## Start LISTING
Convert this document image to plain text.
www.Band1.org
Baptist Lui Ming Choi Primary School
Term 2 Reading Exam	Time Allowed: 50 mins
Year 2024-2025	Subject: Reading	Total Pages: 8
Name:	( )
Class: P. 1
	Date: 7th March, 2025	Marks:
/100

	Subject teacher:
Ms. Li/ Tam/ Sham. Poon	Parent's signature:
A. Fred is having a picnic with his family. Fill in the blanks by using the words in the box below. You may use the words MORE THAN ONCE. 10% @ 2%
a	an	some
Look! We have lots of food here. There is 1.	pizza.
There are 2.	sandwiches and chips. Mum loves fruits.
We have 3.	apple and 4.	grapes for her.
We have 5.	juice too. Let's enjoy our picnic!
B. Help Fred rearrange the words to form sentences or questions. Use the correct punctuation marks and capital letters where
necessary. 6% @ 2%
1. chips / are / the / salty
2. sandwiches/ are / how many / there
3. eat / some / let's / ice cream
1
## End LISTING
* SET TASK *
Return the listing above in full, character for character.

* RESPONSE TO THE TASK *
Convert this document image to plain text.
www.Band1.org
Baptist Lui Ming Choi Primary School
Term 2 Reading Exam	Time Allowed: 50 mins
Year 2024-2025	Subject: Reading	Total Pages: 8
Name:	( )
Class: P. 1
	Date: 7th March, 2025	Marks:
/100

	Subject teacher:
Ms. Li/ Tam/ Sham. Poon	Parent's signature:
A. Fred is having a picnic with his family. Fill in the blanks by using the words in the box below. You may use the words MORE THAN ONCE. 10% @ 2%
a	an	some
Look! We have lots of food here. There is 1.	pizza.
There are 2.	sandwiches and chips. Mum loves fruits.
We have 3.	apple and 4.	grapes for her.
We have 5.	juice too. Let's enjoy our picnic!
B. Help Fred rearrange the words to form sentences or questions. Use the correct punctuation marks and capital letters where
necessary. 6% @ 2%
1. chips / are / the / salty
2. sandwiches/ are / how many / there
3. eat / some / let's / ice cream
1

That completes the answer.